Which lines contain the string "just"? Please list every one of them.

(Raw records)
* begin *
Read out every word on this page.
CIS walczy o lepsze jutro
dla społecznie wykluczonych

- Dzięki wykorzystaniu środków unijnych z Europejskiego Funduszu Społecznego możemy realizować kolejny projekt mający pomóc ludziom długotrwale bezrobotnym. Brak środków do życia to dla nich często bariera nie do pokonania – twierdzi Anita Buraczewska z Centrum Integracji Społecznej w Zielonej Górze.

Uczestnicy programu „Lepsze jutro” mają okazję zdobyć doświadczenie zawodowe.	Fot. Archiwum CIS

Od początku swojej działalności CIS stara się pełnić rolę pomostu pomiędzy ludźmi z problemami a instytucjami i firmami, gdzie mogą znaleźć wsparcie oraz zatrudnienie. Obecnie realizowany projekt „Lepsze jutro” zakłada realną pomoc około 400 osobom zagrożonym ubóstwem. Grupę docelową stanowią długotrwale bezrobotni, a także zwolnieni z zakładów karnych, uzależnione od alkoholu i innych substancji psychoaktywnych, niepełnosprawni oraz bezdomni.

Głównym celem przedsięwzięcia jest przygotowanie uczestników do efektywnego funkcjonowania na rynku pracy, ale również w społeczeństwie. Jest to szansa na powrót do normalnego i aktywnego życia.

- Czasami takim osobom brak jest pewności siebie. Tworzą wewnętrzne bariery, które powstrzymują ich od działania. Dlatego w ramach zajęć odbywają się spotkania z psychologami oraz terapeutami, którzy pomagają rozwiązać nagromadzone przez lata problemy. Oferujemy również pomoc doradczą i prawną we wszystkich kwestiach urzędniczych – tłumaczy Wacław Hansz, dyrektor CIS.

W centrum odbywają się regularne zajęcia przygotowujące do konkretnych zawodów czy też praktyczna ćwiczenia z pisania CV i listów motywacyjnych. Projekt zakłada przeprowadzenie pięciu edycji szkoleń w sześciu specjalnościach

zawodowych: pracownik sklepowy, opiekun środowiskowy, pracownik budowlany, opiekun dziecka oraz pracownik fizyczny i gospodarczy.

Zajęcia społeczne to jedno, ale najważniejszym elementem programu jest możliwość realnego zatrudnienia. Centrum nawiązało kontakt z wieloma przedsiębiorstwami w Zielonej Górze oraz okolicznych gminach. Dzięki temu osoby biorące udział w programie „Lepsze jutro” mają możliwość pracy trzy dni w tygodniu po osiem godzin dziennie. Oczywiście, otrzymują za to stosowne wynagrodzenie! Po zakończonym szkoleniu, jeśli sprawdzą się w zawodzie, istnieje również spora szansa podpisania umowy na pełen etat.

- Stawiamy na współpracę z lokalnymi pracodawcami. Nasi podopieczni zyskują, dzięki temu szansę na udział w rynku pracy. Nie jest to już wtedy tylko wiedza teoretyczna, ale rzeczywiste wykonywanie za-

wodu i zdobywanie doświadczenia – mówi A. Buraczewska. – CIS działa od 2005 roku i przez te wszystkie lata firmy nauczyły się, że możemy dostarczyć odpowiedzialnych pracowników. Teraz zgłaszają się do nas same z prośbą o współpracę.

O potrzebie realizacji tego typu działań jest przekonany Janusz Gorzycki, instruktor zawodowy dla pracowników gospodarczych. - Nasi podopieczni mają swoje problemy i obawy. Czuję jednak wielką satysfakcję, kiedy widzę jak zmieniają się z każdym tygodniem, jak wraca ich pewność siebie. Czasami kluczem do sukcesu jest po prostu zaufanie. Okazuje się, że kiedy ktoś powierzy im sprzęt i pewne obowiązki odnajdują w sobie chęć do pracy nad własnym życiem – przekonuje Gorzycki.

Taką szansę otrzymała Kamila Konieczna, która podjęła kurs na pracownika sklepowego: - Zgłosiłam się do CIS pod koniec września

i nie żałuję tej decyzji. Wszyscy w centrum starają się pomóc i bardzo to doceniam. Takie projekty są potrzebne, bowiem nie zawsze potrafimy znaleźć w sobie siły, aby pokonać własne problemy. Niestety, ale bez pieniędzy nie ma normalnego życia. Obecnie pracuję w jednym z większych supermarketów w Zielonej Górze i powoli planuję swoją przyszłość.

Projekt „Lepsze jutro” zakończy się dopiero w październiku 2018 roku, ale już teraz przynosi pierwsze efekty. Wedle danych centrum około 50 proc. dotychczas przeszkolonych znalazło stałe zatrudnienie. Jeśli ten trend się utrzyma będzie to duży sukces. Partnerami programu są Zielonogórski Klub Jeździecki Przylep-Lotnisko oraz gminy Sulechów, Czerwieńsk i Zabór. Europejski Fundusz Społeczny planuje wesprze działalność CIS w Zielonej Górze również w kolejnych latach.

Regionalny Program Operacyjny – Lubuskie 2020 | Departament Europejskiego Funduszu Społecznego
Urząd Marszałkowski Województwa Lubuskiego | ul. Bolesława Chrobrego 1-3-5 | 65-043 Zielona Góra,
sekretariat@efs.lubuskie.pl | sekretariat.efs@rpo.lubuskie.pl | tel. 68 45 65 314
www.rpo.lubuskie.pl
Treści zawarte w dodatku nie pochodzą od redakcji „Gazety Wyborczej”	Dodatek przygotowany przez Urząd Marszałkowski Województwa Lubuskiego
* end *
* begin *
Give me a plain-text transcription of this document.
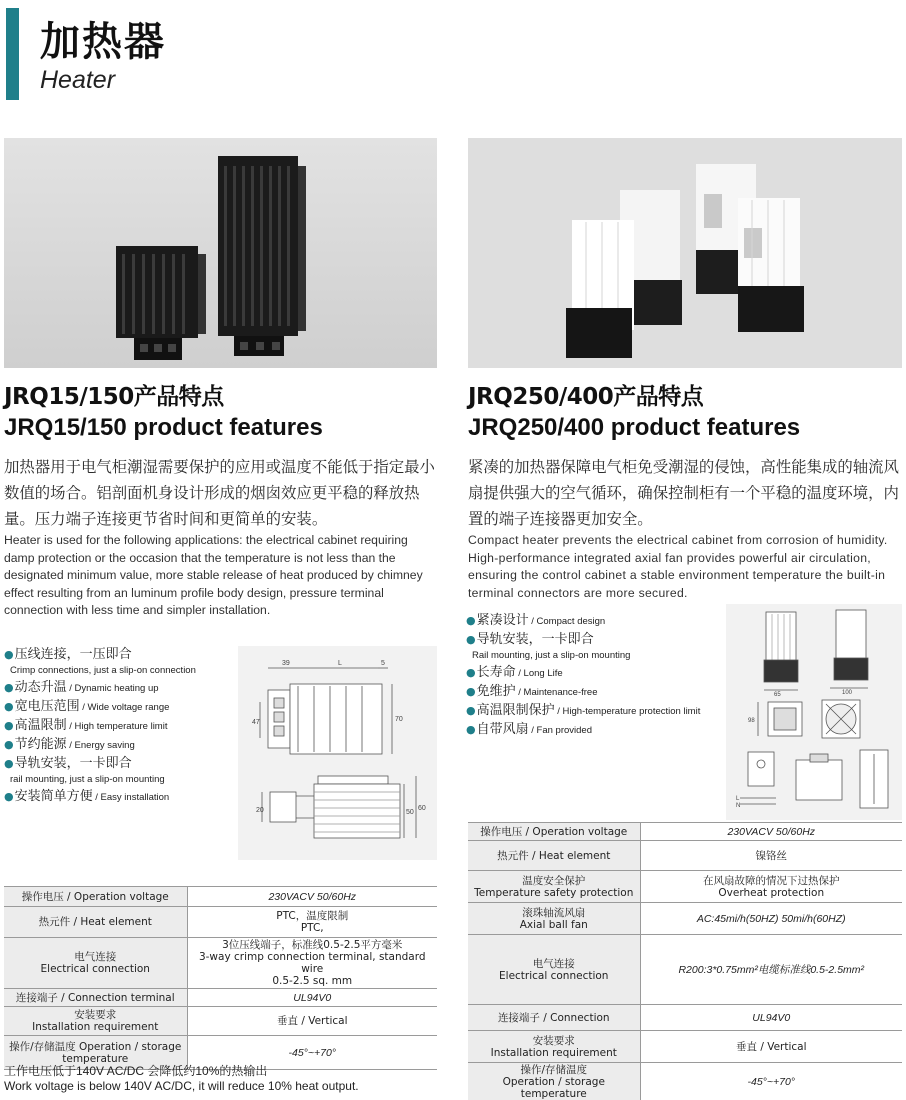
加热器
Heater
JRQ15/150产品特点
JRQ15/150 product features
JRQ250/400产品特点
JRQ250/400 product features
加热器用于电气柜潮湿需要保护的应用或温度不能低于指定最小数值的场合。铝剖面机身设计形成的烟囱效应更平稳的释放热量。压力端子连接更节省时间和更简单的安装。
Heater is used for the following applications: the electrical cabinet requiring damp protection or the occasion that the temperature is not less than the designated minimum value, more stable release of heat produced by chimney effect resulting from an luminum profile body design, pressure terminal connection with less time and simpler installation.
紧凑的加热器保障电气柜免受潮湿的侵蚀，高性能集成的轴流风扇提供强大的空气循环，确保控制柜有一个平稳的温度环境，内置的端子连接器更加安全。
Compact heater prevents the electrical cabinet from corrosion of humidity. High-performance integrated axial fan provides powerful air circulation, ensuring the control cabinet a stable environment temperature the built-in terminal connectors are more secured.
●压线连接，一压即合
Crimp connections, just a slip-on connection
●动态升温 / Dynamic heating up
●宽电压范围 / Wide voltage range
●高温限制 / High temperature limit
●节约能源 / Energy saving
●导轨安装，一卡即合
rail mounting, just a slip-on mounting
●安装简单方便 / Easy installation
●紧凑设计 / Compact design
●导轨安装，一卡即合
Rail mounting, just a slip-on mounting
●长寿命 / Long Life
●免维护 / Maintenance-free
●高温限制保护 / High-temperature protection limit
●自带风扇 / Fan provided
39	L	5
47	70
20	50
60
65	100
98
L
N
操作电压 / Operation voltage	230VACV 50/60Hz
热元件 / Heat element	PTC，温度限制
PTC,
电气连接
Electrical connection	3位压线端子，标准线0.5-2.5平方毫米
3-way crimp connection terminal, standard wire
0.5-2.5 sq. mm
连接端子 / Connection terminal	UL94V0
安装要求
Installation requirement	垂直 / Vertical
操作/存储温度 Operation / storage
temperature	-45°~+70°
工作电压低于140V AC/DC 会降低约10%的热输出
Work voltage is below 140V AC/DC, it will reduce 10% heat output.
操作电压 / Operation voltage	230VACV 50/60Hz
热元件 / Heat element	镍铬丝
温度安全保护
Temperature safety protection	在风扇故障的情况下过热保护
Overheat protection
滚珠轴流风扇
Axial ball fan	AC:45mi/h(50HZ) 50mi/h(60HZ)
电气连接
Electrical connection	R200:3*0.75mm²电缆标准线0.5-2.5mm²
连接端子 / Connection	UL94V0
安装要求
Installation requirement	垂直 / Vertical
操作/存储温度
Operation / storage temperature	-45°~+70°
* end *
* begin *
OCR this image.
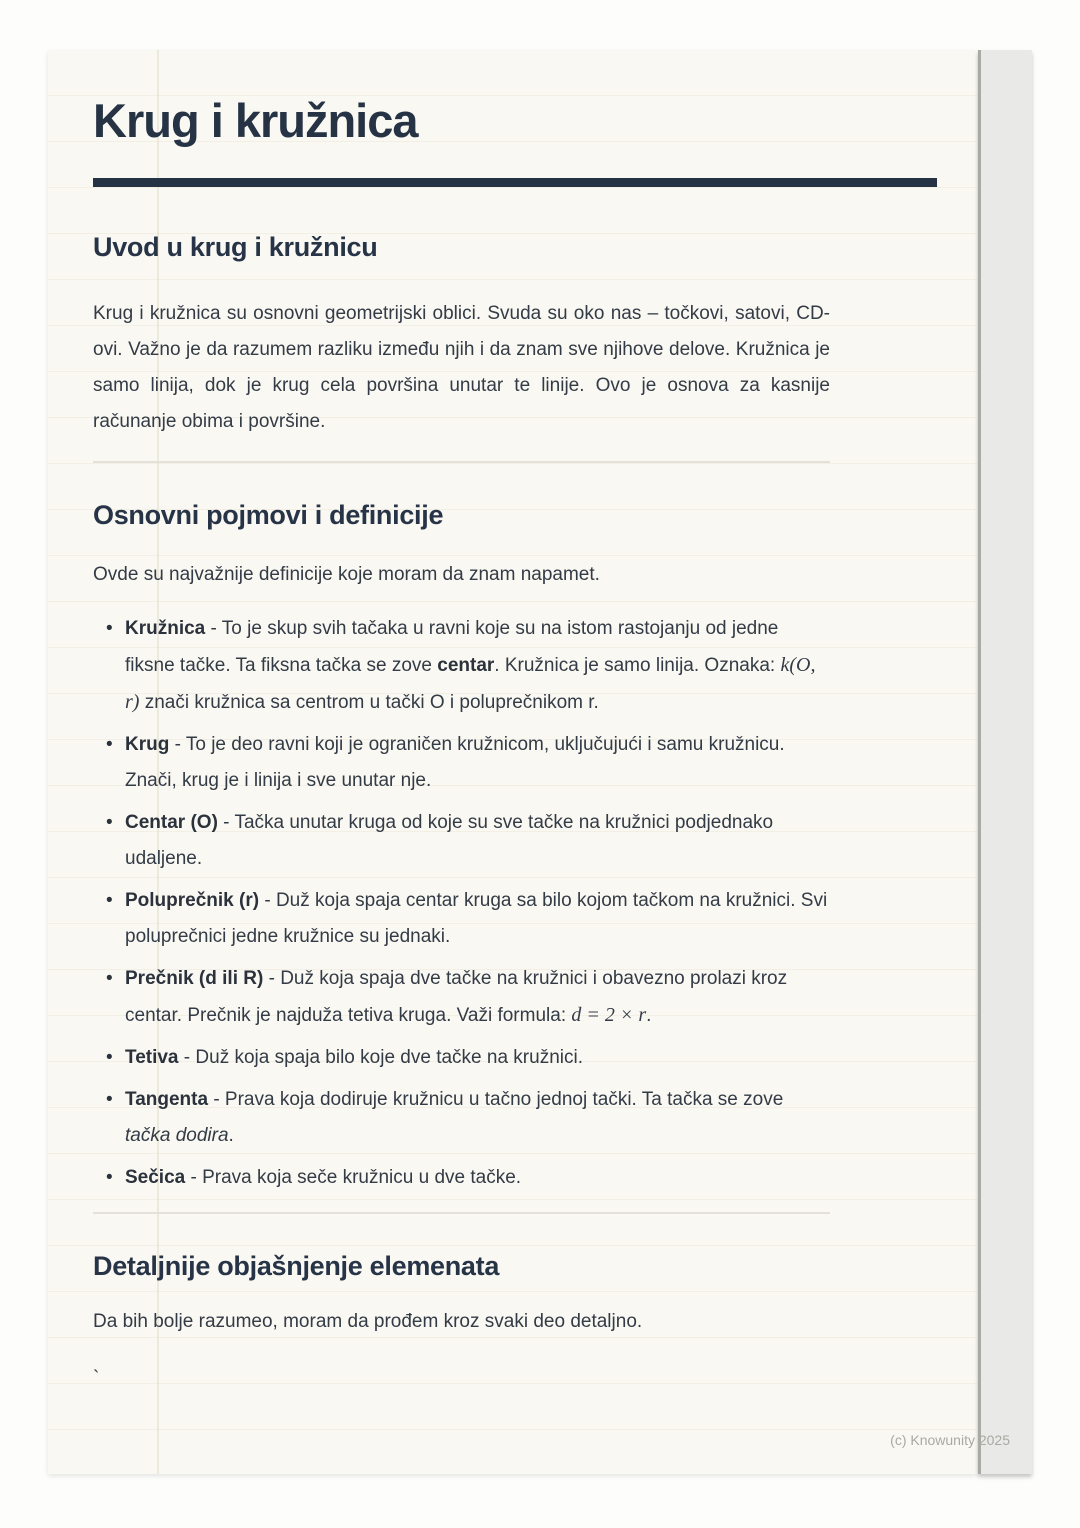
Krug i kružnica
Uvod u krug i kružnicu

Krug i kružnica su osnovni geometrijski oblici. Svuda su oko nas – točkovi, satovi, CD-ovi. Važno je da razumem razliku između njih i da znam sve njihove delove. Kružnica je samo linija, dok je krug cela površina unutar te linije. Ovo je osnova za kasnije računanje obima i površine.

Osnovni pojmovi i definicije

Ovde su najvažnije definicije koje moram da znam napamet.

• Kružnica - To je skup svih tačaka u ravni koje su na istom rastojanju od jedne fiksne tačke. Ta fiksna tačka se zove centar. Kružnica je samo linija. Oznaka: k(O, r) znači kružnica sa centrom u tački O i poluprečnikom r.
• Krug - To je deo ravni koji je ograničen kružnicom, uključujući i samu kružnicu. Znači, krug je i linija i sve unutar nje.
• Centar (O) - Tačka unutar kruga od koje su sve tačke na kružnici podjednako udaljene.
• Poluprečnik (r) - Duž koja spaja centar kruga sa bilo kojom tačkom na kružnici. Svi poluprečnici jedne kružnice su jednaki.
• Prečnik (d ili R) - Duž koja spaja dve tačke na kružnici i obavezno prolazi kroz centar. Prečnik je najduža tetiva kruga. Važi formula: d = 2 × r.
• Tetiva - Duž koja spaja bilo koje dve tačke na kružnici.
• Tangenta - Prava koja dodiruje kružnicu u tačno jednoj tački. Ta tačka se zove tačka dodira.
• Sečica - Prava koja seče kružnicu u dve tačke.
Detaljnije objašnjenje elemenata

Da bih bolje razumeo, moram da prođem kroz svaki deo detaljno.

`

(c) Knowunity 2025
* end *
Solution for this problem:
Crimp connections, just a slip-on connection
rail mounting, just a slip-on mounting
Rail mounting, just a slip-on mounting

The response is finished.